■ Aim of the exercise
Starting at the first line of the data and ending at the line with "x-tick-label-a: 4000 xyxy=(197,219,220,229)", rewrite those lines with "x-tick-label-b" changed to "x-tick-b" and everything else left the same.

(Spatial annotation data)
+++++
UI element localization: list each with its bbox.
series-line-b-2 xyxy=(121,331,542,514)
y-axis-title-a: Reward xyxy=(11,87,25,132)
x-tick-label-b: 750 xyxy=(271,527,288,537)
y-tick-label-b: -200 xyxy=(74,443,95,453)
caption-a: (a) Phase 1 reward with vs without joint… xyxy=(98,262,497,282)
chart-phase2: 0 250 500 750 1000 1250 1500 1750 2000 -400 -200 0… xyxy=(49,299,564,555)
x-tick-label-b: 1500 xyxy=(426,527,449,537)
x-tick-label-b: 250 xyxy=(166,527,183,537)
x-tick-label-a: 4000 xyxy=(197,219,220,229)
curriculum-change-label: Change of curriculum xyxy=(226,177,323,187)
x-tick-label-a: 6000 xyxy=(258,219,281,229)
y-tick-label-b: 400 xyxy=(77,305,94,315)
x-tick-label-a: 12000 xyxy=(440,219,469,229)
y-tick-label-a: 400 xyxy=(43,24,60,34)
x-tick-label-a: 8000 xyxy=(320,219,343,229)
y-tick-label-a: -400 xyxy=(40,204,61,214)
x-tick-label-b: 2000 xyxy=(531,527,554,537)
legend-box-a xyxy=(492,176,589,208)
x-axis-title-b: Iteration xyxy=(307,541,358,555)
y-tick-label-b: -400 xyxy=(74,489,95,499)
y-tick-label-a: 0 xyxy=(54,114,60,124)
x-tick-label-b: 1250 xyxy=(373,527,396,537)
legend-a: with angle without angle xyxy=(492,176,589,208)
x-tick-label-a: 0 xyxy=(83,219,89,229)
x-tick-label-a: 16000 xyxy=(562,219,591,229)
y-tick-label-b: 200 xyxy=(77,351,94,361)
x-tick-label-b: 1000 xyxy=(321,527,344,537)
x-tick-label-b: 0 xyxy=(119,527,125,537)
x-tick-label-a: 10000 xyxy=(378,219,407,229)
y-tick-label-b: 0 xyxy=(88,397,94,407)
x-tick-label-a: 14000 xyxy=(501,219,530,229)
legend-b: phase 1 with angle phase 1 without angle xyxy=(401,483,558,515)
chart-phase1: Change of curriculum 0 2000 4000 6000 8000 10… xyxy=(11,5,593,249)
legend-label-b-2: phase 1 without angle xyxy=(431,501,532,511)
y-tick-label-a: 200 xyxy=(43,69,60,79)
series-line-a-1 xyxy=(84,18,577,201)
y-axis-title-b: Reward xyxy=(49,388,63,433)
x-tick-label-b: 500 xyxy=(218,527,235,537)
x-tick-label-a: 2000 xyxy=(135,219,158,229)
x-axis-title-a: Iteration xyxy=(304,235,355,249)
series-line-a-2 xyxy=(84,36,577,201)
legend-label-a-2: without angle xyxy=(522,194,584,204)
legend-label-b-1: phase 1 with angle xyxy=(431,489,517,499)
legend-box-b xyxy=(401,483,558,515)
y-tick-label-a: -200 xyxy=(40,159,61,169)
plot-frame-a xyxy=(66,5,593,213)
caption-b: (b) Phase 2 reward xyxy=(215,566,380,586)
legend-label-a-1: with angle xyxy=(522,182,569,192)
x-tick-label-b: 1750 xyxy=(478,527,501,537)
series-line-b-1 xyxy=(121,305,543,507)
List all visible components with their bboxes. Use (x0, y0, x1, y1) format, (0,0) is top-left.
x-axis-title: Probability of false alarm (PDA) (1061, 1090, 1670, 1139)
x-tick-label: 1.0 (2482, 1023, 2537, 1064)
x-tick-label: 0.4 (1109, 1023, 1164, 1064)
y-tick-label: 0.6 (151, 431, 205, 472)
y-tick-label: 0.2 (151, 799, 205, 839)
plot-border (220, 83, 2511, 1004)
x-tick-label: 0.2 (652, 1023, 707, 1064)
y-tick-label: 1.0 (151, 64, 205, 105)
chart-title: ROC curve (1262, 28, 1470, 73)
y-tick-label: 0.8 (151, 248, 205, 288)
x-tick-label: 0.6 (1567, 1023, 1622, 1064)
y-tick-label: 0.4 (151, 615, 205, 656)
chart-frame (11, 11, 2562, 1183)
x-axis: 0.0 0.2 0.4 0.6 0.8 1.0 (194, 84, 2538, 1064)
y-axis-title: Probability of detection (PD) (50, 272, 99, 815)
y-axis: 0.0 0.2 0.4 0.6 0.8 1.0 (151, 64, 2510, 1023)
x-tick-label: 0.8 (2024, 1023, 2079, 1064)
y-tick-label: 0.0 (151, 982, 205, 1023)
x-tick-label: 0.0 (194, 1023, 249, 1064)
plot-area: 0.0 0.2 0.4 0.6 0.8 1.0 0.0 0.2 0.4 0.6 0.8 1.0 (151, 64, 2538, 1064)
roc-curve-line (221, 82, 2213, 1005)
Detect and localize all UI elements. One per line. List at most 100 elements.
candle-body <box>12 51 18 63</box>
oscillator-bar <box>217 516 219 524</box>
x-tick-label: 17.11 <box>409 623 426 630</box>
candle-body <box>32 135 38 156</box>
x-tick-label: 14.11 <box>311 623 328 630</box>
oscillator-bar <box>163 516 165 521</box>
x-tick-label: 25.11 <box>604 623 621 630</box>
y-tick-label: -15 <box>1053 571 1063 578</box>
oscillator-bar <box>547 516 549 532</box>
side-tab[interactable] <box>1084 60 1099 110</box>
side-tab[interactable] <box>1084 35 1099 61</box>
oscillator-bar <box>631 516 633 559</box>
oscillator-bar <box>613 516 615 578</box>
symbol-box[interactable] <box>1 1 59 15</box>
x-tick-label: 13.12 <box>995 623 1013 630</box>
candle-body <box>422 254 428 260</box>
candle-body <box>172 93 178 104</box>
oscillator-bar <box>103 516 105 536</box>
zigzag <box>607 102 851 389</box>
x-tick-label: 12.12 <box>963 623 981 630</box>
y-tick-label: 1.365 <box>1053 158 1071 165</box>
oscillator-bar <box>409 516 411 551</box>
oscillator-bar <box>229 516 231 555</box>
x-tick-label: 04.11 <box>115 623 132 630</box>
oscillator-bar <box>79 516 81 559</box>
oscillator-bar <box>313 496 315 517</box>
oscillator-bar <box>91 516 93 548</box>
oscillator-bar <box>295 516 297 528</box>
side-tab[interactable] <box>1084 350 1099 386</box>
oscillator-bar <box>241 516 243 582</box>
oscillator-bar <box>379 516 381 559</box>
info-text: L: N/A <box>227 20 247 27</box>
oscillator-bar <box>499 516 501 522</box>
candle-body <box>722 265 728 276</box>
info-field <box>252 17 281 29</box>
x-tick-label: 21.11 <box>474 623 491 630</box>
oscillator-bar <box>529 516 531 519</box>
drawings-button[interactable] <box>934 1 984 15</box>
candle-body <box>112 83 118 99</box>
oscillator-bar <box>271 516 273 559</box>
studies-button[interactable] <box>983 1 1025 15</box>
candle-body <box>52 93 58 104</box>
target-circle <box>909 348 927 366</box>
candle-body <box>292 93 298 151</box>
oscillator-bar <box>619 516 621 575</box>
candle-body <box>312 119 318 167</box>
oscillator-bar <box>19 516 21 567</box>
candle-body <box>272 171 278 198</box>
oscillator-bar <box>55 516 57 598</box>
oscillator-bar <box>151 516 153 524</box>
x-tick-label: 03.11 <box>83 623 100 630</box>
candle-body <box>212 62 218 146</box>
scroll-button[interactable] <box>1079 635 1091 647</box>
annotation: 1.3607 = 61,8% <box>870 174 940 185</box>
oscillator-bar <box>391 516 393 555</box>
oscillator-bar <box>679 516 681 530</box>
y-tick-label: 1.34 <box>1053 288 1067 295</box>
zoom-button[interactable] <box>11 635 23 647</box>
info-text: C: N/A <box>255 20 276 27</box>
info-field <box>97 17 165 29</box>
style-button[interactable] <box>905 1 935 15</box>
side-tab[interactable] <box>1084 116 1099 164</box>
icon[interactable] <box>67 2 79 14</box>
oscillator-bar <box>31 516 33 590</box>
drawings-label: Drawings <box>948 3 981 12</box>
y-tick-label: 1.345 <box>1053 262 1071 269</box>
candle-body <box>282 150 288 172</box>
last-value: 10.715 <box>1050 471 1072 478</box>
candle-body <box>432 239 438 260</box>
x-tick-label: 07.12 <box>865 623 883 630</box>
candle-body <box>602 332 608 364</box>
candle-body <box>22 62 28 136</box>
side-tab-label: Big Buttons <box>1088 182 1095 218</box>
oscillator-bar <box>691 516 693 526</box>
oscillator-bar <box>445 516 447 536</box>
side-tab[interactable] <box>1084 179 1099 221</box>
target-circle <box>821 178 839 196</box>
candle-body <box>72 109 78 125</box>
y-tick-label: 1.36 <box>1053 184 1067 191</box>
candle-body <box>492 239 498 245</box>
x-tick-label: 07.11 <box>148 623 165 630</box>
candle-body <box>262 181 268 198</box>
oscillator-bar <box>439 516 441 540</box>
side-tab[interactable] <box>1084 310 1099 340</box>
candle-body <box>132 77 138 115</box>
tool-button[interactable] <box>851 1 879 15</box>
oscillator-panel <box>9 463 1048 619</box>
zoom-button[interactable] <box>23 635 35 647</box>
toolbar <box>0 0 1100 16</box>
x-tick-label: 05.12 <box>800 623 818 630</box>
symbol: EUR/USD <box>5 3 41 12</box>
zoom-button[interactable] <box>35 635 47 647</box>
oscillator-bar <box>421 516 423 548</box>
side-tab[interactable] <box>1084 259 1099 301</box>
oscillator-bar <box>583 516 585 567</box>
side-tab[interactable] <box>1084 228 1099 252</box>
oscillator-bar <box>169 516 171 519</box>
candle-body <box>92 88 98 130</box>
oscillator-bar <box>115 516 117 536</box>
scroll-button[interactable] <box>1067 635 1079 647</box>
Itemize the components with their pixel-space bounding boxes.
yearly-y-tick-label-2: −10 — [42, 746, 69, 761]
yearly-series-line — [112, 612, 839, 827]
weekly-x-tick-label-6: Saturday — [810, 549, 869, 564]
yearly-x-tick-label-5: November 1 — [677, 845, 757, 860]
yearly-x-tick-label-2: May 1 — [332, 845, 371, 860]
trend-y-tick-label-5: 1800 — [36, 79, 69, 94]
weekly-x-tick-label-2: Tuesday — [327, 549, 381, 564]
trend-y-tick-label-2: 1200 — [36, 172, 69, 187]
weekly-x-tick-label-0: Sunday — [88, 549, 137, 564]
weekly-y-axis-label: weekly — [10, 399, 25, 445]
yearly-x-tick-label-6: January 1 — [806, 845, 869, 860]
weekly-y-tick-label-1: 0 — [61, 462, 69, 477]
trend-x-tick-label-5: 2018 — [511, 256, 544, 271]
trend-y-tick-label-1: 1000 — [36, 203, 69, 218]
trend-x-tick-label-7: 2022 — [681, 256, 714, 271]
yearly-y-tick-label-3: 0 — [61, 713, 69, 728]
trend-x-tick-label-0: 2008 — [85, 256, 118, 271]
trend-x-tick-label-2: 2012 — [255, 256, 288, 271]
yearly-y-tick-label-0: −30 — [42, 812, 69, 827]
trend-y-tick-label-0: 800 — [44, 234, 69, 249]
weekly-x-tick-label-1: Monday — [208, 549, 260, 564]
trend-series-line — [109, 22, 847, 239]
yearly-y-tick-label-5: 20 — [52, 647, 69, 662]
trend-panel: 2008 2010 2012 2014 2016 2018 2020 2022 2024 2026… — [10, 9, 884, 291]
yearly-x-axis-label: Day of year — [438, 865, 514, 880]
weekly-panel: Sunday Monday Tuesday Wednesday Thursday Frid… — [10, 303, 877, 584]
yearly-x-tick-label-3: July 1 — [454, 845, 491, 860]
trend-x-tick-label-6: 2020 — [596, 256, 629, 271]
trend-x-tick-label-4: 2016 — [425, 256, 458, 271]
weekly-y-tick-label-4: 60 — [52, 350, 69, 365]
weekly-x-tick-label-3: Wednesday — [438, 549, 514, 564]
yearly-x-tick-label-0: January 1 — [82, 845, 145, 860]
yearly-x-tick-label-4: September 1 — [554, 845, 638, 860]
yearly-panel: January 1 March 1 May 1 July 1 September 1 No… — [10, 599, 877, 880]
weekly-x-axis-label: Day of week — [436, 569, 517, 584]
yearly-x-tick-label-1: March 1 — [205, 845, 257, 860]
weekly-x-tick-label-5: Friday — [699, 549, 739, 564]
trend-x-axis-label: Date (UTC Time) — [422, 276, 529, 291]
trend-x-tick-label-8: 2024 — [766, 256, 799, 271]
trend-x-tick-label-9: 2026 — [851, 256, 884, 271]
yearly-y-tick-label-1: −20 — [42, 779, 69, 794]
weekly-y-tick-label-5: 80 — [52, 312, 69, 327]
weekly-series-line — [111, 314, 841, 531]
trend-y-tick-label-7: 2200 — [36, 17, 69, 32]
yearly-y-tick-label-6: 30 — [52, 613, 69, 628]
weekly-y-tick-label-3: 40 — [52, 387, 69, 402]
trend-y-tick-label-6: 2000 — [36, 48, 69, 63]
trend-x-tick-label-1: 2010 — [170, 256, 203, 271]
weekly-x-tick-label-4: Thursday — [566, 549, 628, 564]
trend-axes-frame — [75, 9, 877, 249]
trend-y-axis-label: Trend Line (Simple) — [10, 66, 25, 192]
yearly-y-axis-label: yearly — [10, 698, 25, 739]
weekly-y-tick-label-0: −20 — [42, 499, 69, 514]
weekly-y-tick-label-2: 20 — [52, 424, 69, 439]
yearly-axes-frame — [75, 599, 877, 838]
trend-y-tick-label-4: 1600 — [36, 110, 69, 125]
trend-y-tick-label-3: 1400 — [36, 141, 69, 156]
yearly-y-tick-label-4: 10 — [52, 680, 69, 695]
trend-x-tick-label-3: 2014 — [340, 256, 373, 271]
+++++
■ Response to this task
UI element localization: list each with its bbox.
series-line-b-2 xyxy=(121,331,542,514)
y-axis-title-a: Reward xyxy=(11,87,25,132)
x-tick-b: 750 xyxy=(271,527,288,537)
y-tick-label-b: -200 xyxy=(74,443,95,453)
caption-a: (a) Phase 1 reward with vs without joint… xyxy=(98,262,497,282)
chart-phase2: 0 250 500 750 1000 1250 1500 1750 2000 -400 -200 0… xyxy=(49,299,564,555)
x-tick-b: 1500 xyxy=(426,527,449,537)
x-tick-b: 250 xyxy=(166,527,183,537)
x-tick-label-a: 4000 xyxy=(197,219,220,229)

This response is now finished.